_To be done_
Rewrite the items below, changing every instance of "news-card-title" to "headline-link" and leaving all other text unchanged.

_Input records_

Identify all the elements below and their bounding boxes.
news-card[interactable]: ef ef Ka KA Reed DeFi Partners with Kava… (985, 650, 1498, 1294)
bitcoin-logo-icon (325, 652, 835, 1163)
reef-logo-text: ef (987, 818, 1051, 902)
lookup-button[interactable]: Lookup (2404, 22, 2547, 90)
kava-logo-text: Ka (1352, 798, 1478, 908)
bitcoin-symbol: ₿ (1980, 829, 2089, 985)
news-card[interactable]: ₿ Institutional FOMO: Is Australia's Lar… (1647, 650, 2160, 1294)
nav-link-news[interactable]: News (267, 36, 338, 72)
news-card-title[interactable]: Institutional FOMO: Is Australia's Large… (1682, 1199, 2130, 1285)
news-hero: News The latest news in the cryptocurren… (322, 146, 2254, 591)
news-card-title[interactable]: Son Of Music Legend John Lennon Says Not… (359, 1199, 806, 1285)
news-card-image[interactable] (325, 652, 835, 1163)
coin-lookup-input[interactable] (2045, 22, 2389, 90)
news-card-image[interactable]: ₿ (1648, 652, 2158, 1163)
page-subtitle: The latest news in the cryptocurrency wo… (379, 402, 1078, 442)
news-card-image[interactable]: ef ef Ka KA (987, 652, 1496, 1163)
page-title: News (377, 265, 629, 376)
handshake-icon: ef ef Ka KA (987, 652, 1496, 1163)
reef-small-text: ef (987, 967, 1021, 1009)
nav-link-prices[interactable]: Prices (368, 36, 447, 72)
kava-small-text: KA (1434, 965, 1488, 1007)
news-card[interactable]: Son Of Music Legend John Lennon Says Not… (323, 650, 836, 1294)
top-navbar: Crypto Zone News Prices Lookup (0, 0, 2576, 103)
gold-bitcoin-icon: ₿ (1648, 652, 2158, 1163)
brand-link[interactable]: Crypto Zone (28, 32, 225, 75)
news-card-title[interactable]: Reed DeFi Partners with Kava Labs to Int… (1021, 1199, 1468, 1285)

_Output for this exercise_
Identify all the elements below and their bounding boxes.
news-card[interactable]: ef ef Ka KA Reed DeFi Partners with Kava… (985, 650, 1498, 1294)
bitcoin-logo-icon (325, 652, 835, 1163)
reef-logo-text: ef (987, 818, 1051, 902)
lookup-button[interactable]: Lookup (2404, 22, 2547, 90)
kava-logo-text: Ka (1352, 798, 1478, 908)
bitcoin-symbol: ₿ (1980, 829, 2089, 985)
news-card[interactable]: ₿ Institutional FOMO: Is Australia's Lar… (1647, 650, 2160, 1294)
nav-link-news[interactable]: News (267, 36, 338, 72)
headline-link[interactable]: Institutional FOMO: Is Australia's Large… (1682, 1199, 2130, 1285)
news-hero: News The latest news in the cryptocurren… (322, 146, 2254, 591)
headline-link[interactable]: Son Of Music Legend John Lennon Says Not… (359, 1199, 806, 1285)
news-card-image[interactable] (325, 652, 835, 1163)
coin-lookup-input[interactable] (2045, 22, 2389, 90)
news-card-image[interactable]: ₿ (1648, 652, 2158, 1163)
page-subtitle: The latest news in the cryptocurrency wo… (379, 402, 1078, 442)
news-card-image[interactable]: ef ef Ka KA (987, 652, 1496, 1163)
page-title: News (377, 265, 629, 376)
handshake-icon: ef ef Ka KA (987, 652, 1496, 1163)
reef-small-text: ef (987, 967, 1021, 1009)
nav-link-prices[interactable]: Prices (368, 36, 447, 72)
kava-small-text: KA (1434, 965, 1488, 1007)
news-card[interactable]: Son Of Music Legend John Lennon Says Not… (323, 650, 836, 1294)
top-navbar: Crypto Zone News Prices Lookup (0, 0, 2576, 103)
gold-bitcoin-icon: ₿ (1648, 652, 2158, 1163)
brand-link[interactable]: Crypto Zone (28, 32, 225, 75)
headline-link[interactable]: Reed DeFi Partners with Kava Labs to Int… (1021, 1199, 1468, 1285)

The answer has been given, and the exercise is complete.